Start
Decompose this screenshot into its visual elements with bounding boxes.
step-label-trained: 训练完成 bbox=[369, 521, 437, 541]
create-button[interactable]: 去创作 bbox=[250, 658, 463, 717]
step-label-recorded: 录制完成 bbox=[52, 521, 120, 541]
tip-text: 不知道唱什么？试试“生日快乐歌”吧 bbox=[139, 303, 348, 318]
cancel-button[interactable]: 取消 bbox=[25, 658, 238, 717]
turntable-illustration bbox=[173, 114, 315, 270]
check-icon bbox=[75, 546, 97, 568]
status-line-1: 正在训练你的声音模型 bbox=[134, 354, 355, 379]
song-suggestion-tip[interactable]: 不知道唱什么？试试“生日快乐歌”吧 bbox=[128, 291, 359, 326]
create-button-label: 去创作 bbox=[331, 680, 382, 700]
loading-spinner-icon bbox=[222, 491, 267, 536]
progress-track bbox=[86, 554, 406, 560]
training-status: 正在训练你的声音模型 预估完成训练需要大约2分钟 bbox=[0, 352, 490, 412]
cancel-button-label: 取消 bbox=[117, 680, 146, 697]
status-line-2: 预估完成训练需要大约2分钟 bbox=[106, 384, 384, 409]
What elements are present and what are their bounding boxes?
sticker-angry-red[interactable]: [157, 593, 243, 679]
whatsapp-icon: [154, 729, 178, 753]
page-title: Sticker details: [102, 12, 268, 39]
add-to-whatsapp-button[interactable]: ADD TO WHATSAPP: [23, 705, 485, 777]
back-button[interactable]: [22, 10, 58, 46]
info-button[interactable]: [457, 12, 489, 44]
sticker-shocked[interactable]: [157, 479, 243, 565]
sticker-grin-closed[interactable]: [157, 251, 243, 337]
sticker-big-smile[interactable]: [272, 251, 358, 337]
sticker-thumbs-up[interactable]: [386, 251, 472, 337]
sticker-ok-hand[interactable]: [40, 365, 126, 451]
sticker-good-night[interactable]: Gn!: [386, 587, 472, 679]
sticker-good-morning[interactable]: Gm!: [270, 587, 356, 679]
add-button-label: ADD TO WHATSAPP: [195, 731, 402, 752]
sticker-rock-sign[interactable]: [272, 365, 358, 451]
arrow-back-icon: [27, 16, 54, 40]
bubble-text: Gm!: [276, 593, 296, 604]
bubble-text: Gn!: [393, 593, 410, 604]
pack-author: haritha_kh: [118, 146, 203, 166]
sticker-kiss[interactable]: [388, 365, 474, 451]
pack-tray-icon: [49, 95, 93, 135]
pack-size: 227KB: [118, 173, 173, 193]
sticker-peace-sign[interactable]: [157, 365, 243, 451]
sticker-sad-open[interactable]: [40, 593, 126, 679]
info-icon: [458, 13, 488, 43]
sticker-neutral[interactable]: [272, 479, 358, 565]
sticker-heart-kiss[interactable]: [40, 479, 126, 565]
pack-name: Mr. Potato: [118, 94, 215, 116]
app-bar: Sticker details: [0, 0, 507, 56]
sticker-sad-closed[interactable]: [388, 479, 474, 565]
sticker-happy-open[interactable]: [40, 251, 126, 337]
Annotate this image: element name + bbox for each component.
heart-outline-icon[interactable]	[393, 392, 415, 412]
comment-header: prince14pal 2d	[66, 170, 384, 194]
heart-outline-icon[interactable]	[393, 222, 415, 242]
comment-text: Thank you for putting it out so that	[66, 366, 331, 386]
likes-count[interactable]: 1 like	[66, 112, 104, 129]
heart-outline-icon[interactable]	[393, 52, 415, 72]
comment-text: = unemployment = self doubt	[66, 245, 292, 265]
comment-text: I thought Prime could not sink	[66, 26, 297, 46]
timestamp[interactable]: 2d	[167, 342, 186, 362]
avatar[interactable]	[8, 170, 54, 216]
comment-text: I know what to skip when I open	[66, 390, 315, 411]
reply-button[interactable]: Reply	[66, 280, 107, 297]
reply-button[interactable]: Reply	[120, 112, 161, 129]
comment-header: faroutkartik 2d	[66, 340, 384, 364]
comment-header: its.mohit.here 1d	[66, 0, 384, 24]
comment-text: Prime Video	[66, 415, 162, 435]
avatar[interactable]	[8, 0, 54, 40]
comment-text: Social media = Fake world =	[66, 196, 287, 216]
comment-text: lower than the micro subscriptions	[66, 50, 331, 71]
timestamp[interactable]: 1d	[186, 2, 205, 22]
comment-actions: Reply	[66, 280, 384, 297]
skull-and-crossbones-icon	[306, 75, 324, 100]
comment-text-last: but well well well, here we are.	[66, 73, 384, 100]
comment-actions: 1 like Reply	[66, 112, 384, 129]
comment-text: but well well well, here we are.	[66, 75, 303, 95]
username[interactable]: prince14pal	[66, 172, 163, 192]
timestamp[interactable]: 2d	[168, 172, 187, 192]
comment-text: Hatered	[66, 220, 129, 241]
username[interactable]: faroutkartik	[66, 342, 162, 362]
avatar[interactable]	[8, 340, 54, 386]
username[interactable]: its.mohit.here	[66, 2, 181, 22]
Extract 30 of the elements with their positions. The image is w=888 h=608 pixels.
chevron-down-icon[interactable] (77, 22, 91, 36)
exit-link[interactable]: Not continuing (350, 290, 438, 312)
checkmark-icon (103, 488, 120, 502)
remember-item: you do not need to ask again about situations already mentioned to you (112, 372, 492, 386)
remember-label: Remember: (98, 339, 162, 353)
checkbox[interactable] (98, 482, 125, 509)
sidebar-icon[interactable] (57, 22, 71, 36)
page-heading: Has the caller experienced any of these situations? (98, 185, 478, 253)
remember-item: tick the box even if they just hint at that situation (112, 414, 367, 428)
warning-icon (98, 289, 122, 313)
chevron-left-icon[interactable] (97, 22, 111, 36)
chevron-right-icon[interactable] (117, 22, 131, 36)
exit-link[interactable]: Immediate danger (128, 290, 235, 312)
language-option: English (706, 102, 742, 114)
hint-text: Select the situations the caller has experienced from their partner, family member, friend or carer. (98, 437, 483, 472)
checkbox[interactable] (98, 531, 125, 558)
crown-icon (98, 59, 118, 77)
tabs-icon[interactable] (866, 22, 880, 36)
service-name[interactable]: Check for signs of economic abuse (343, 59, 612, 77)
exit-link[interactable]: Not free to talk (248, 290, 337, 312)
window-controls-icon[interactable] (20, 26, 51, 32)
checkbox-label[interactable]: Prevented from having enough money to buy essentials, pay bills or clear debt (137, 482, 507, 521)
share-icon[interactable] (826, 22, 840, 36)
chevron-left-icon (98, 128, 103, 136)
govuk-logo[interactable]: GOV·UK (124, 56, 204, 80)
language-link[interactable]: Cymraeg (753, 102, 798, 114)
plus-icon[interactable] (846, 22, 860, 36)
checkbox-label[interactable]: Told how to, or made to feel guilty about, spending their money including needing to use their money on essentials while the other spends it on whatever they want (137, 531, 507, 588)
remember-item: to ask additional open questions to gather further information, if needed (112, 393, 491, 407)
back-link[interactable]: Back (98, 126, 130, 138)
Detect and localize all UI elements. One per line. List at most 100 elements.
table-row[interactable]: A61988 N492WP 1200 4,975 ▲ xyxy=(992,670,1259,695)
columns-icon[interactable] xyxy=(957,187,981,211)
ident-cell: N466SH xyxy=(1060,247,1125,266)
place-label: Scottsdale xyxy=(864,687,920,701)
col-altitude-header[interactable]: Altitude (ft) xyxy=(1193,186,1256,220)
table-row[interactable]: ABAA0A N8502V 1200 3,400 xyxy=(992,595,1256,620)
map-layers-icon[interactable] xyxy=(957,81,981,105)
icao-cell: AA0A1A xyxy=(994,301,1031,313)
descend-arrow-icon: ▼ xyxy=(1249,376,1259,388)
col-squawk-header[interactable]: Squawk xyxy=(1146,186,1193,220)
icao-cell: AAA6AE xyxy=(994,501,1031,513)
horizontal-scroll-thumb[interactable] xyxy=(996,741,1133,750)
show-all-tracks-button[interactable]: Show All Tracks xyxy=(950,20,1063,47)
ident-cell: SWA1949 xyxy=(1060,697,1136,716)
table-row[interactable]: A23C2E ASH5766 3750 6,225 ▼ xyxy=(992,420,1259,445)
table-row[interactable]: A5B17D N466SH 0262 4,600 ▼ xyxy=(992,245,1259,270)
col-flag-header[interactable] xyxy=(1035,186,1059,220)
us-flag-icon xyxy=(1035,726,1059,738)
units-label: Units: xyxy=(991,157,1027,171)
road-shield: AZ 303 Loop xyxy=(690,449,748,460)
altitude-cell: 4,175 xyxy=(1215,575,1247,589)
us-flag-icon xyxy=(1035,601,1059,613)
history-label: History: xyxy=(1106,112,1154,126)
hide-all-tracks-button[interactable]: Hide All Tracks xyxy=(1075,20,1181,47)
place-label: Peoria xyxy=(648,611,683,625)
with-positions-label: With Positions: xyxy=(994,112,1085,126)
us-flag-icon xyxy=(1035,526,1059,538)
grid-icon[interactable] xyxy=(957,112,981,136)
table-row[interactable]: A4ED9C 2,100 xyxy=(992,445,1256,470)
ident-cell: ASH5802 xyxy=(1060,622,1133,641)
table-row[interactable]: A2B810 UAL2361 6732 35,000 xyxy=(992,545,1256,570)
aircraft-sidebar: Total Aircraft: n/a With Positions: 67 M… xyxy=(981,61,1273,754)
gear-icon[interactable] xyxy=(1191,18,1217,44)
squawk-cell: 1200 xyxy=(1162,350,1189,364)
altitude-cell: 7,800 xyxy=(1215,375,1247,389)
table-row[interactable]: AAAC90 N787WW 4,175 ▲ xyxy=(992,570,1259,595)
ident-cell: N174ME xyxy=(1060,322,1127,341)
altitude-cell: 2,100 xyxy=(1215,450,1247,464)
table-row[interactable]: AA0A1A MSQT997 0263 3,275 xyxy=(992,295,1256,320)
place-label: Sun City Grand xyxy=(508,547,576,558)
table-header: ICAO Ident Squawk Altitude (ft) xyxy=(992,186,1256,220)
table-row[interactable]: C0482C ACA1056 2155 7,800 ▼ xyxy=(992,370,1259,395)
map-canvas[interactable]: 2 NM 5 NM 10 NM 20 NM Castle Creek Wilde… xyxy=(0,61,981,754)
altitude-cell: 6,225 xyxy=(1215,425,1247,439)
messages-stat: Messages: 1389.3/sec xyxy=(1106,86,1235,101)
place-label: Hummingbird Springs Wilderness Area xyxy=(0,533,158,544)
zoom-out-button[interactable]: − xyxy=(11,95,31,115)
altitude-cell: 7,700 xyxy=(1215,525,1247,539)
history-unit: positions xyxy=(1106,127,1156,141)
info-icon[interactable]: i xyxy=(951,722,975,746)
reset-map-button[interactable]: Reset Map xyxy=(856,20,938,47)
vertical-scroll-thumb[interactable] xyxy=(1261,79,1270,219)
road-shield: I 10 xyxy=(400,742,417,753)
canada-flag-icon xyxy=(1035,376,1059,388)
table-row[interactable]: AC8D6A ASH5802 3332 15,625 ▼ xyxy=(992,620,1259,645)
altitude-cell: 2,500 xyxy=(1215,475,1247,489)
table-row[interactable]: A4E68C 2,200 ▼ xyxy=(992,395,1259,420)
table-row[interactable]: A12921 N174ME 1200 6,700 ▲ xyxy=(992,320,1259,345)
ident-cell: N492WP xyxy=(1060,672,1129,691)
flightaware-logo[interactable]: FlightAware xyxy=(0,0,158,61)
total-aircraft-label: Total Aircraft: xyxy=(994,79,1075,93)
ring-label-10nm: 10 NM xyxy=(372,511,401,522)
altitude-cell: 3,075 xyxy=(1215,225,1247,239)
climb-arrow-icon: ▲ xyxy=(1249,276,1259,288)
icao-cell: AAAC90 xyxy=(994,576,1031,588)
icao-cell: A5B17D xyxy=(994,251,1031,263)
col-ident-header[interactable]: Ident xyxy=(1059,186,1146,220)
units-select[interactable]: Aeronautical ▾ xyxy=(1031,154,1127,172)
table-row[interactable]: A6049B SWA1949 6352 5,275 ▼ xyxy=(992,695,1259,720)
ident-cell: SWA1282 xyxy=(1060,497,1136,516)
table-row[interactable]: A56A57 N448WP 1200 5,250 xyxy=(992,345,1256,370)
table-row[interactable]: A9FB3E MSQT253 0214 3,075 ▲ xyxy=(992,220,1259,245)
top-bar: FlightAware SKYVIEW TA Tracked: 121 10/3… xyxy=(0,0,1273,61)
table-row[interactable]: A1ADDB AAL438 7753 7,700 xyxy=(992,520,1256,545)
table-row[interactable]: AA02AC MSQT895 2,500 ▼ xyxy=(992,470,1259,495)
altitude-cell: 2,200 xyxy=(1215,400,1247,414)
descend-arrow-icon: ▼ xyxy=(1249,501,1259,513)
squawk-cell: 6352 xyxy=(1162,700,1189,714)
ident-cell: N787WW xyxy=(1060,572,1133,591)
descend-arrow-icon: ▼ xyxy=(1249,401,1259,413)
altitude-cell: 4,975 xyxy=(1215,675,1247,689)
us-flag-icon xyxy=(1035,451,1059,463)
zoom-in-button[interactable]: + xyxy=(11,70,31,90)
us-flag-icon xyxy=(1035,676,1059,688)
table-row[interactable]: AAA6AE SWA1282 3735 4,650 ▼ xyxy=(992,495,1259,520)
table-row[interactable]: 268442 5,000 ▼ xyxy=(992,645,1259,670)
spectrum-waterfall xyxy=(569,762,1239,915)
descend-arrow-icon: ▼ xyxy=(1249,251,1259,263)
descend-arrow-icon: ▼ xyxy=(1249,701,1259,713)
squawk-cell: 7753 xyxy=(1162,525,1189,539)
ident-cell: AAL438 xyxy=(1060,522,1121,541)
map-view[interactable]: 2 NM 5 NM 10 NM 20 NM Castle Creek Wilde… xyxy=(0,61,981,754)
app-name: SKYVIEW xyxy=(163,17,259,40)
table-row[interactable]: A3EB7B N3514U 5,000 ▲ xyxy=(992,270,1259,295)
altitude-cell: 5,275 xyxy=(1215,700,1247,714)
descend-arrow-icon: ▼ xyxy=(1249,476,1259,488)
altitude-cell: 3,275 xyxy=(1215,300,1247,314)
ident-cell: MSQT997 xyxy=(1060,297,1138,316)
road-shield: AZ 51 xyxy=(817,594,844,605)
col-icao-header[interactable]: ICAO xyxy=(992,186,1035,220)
End
• _WHAT THE TASK REQUIRES_:
Turn the listing, from its first line through the line containing "pack-tray-icon: [49, 95, 93, 135]", into a JSON list of strings with one string per line. Leave out any blank lines.

• _SOLUTION FOR THIS EXERCISE_:
[
  "Decompose this screenshot into its visual elements with bounding boxes.",
  "step-label-trained: 训练完成 bbox=[369, 521, 437, 541]",
  "create-button[interactable]: 去创作 bbox=[250, 658, 463, 717]",
  "step-label-recorded: 录制完成 bbox=[52, 521, 120, 541]",
  "tip-text: 不知道唱什么？试试“生日快乐歌”吧 bbox=[139, 303, 348, 318]",
  "cancel-button[interactable]: 取消 bbox=[25, 658, 238, 717]",
  "turntable-illustration bbox=[173, 114, 315, 270]",
  "check-icon bbox=[75, 546, 97, 568]",
  "status-line-1: 正在训练你的声音模型 bbox=[134, 354, 355, 379]",
  "song-suggestion-tip[interactable]: 不知道唱什么？试试“生日快乐歌”吧 bbox=[128, 291, 359, 326]",
  "create-button-label: 去创作 bbox=[331, 680, 382, 700]",
  "loading-spinner-icon bbox=[222, 491, 267, 536]",
  "progress-track bbox=[86, 554, 406, 560]",
  "training-status: 正在训练你的声音模型 预估完成训练需要大约2分钟 bbox=[0, 352, 490, 412]",
  "cancel-button-label: 取消 bbox=[117, 680, 146, 697]",
  "status-line-2: 预估完成训练需要大约2分钟 bbox=[106, 384, 384, 409]",
  "What elements are present and what are their bounding boxes?",
  "sticker-angry-red[interactable]: [157, 593, 243, 679]",
  "whatsapp-icon: [154, 729, 178, 753]",
  "page-title: Sticker details: [102, 12, 268, 39]",
  "add-to-whatsapp-button[interactable]: ADD TO WHATSAPP: [23, 705, 485, 777]",
  "back-button[interactable]: [22, 10, 58, 46]",
  "info-button[interactable]: [457, 12, 489, 44]",
  "sticker-shocked[interactable]: [157, 479, 243, 565]",
  "sticker-grin-closed[interactable]: [157, 251, 243, 337]",
  "sticker-big-smile[interactable]: [272, 251, 358, 337]",
  "sticker-thumbs-up[interactable]: [386, 251, 472, 337]",
  "sticker-ok-hand[interactable]: [40, 365, 126, 451]",
  "sticker-good-night[interactable]: Gn!: [386, 587, 472, 679]",
  "sticker-good-morning[interactable]: Gm!: [270, 587, 356, 679]",
  "add-button-label: ADD TO WHATSAPP: [195, 731, 402, 752]",
  "sticker-rock-sign[interactable]: [272, 365, 358, 451]",
  "arrow-back-icon: [27, 16, 54, 40]",
  "bubble-text: Gm!: [276, 593, 296, 604]",
  "bubble-text: Gn!: [393, 593, 410, 604]",
  "pack-author: haritha_kh: [118, 146, 203, 166]",
  "sticker-kiss[interactable]: [388, 365, 474, 451]",
  "pack-tray-icon: [49, 95, 93, 135]"
]